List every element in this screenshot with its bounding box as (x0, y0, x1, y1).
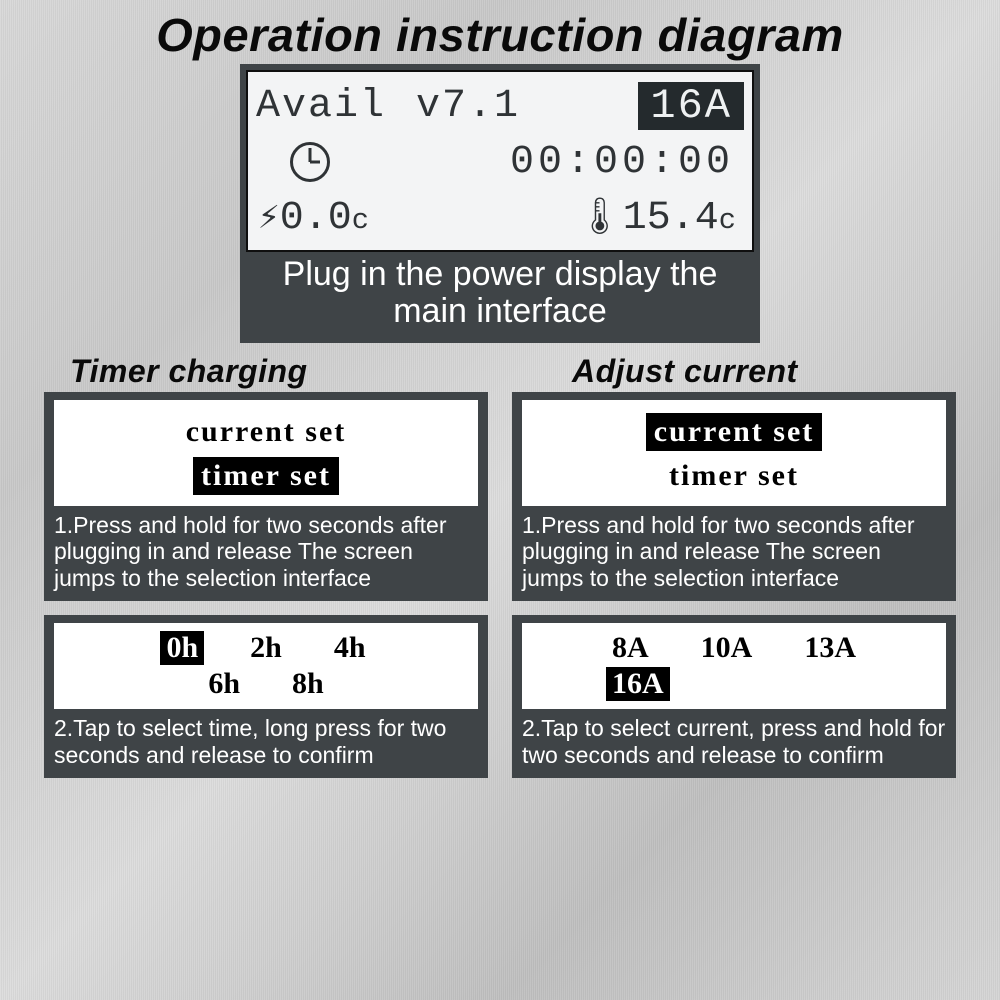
thermometer-icon: 🌡 (577, 198, 623, 239)
adjust-options: 8A 10A 13A 16A (522, 623, 946, 709)
page: Operation instruction diagram Avail v7.1… (0, 0, 1000, 1000)
temp-value: 15.4 (623, 196, 719, 241)
timer-step1: 1.Press and hold for two seconds after p… (54, 512, 478, 591)
plug-unit: c (352, 204, 369, 237)
plug-value: 0.0 (280, 196, 352, 241)
timer-menu-line1[interactable]: current set (178, 413, 355, 451)
timer-card-2: 0h 2h 4h 6h 8h 2.Tap to select time, lon… (44, 615, 488, 778)
lcd-status-text: Avail (256, 84, 386, 129)
temp-unit: c (719, 204, 736, 237)
adjust-card-1: current set timer set 1.Press and hold f… (512, 392, 956, 601)
clock-icon (290, 142, 330, 182)
adjust-heading: Adjust current (512, 353, 956, 392)
timer-menu-line2[interactable]: timer set (193, 457, 339, 495)
lcd-version-text: v7.1 (416, 84, 520, 129)
main-display-panel: Avail v7.1 16A 00:00:00 ⚡0.0c 🌡15.4c Plu… (240, 64, 760, 343)
timer-option-8h[interactable]: 8h (286, 667, 330, 701)
adjust-menu: current set timer set (522, 400, 946, 506)
lcd-row-status: Avail v7.1 16A (256, 78, 744, 134)
adjust-option-13a[interactable]: 13A (798, 631, 862, 665)
timer-options-row2: 6h 8h (68, 667, 464, 701)
lcd-time-value: 00:00:00 (510, 140, 734, 185)
adjust-options-row2: 16A (536, 667, 932, 701)
main-lcd: Avail v7.1 16A 00:00:00 ⚡0.0c 🌡15.4c (246, 70, 754, 252)
timer-step2: 2.Tap to select time, long press for two… (54, 715, 478, 768)
timer-heading: Timer charging (44, 353, 488, 392)
main-caption: Plug in the power display the main inter… (246, 252, 754, 337)
timer-option-4h[interactable]: 4h (328, 631, 372, 665)
timer-card-1: current set timer set 1.Press and hold f… (44, 392, 488, 601)
adjust-step1: 1.Press and hold for two seconds after p… (522, 512, 946, 591)
adjust-option-8a[interactable]: 8A (606, 631, 655, 665)
columns: Timer charging current set timer set 1.P… (40, 353, 960, 792)
adjust-step2: 2.Tap to select current, press and hold … (522, 715, 946, 768)
timer-option-2h[interactable]: 2h (244, 631, 288, 665)
page-title: Operation instruction diagram (31, 8, 969, 62)
adjust-option-10a[interactable]: 10A (695, 631, 759, 665)
timer-menu: current set timer set (54, 400, 478, 506)
adjust-option-16a[interactable]: 16A (606, 667, 670, 701)
plug-icon: ⚡ (258, 198, 280, 239)
lcd-current-badge: 16A (638, 82, 744, 130)
timer-options-row1: 0h 2h 4h (68, 631, 464, 665)
temp-reading: 🌡15.4c (577, 195, 736, 241)
lcd-row-readings: ⚡0.0c 🌡15.4c (256, 190, 744, 246)
timer-option-0h[interactable]: 0h (160, 631, 204, 665)
adjust-menu-line2[interactable]: timer set (661, 457, 807, 495)
adjust-menu-line1[interactable]: current set (646, 413, 823, 451)
timer-column: Timer charging current set timer set 1.P… (44, 353, 488, 792)
adjust-options-row1: 8A 10A 13A (536, 631, 932, 665)
plug-reading: ⚡0.0c (258, 196, 369, 241)
timer-options: 0h 2h 4h 6h 8h (54, 623, 478, 709)
timer-option-6h[interactable]: 6h (202, 667, 246, 701)
adjust-column: Adjust current current set timer set 1.P… (512, 353, 956, 792)
adjust-card-2: 8A 10A 13A 16A 2.Tap to select current, … (512, 615, 956, 778)
lcd-row-time: 00:00:00 (256, 134, 744, 190)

•••

■ Task details:
Lay out the listing above as a numbered list with no blank lines, and omit the picture.

■ Solution:
1. List every element in this screenshot with its bounding box as (x0, y0, x1, y1).
2. thermometer-icon: 🌡 (577, 198, 623, 239)
3. adjust-options: 8A 10A 13A 16A (522, 623, 946, 709)
4. page: Operation instruction diagram Avail v7.1… (0, 0, 1000, 1000)
5. temp-value: 15.4 (623, 196, 719, 241)
6. timer-step1: 1.Press and hold for two seconds after p… (54, 512, 478, 591)
7. plug-unit: c (352, 204, 369, 237)
8. plug-value: 0.0 (280, 196, 352, 241)
9. timer-menu-line1[interactable]: current set (178, 413, 355, 451)
10. timer-card-2: 0h 2h 4h 6h 8h 2.Tap to select time, lon… (44, 615, 488, 778)
11. lcd-status-text: Avail (256, 84, 386, 129)
12. temp-unit: c (719, 204, 736, 237)
13. adjust-card-1: current set timer set 1.Press and hold f… (512, 392, 956, 601)
14. clock-icon (290, 142, 330, 182)
15. adjust-heading: Adjust current (512, 353, 956, 392)
16. timer-menu-line2[interactable]: timer set (193, 457, 339, 495)
17. lcd-version-text: v7.1 (416, 84, 520, 129)
18. main-display-panel: Avail v7.1 16A 00:00:00 ⚡0.0c 🌡15.4c Plu… (240, 64, 760, 343)
19. timer-option-8h[interactable]: 8h (286, 667, 330, 701)
20. adjust-menu: current set timer set (522, 400, 946, 506)
21. lcd-row-status: Avail v7.1 16A (256, 78, 744, 134)
22. adjust-option-13a[interactable]: 13A (798, 631, 862, 665)
23. timer-options-row2: 6h 8h (68, 667, 464, 701)
24. lcd-time-value: 00:00:00 (510, 140, 734, 185)
25. adjust-options-row2: 16A (536, 667, 932, 701)
26. main-lcd: Avail v7.1 16A 00:00:00 ⚡0.0c 🌡15.4c (246, 70, 754, 252)
27. timer-step2: 2.Tap to select time, long press for two… (54, 715, 478, 768)
28. timer-heading: Timer charging (44, 353, 488, 392)
29. main-caption: Plug in the power display the main inter… (246, 252, 754, 337)
30. timer-option-4h[interactable]: 4h (328, 631, 372, 665)
31. timer-card-1: current set timer set 1.Press and hold f… (44, 392, 488, 601)
32. adjust-step1: 1.Press and hold for two seconds after p… (522, 512, 946, 591)
33. adjust-option-8a[interactable]: 8A (606, 631, 655, 665)
34. columns: Timer charging current set timer set 1.P… (40, 353, 960, 792)
35. adjust-step2: 2.Tap to select current, press and hold … (522, 715, 946, 768)
36. timer-option-2h[interactable]: 2h (244, 631, 288, 665)
37. page-title: Operation instruction diagram (31, 8, 969, 62)
38. adjust-option-10a[interactable]: 10A (695, 631, 759, 665)
39. timer-menu: current set timer set (54, 400, 478, 506)
40. adjust-option-16a[interactable]: 16A (606, 667, 670, 701)
41. plug-icon: ⚡ (258, 198, 280, 239)
42. lcd-current-badge: 16A (638, 82, 744, 130)
43. timer-options-row1: 0h 2h 4h (68, 631, 464, 665)
44. temp-reading: 🌡15.4c (577, 195, 736, 241)
45. lcd-row-readings: ⚡0.0c 🌡15.4c (256, 190, 744, 246)
46. timer-option-0h[interactable]: 0h (160, 631, 204, 665)
47. adjust-menu-line2[interactable]: timer set (661, 457, 807, 495)
48. adjust-menu-line1[interactable]: current set (646, 413, 823, 451)
49. timer-column: Timer charging current set timer set 1.P… (44, 353, 488, 792)
50. adjust-options-row1: 8A 10A 13A (536, 631, 932, 665)
51. plug-reading: ⚡0.0c (258, 196, 369, 241)
52. timer-options: 0h 2h 4h 6h 8h (54, 623, 478, 709)
53. timer-option-6h[interactable]: 6h (202, 667, 246, 701)
54. adjust-column: Adjust current current set timer set 1.P… (512, 353, 956, 792)
55. adjust-card-2: 8A 10A 13A 16A 2.Tap to select current, … (512, 615, 956, 778)
56. lcd-row-time: 00:00:00 (256, 134, 744, 190)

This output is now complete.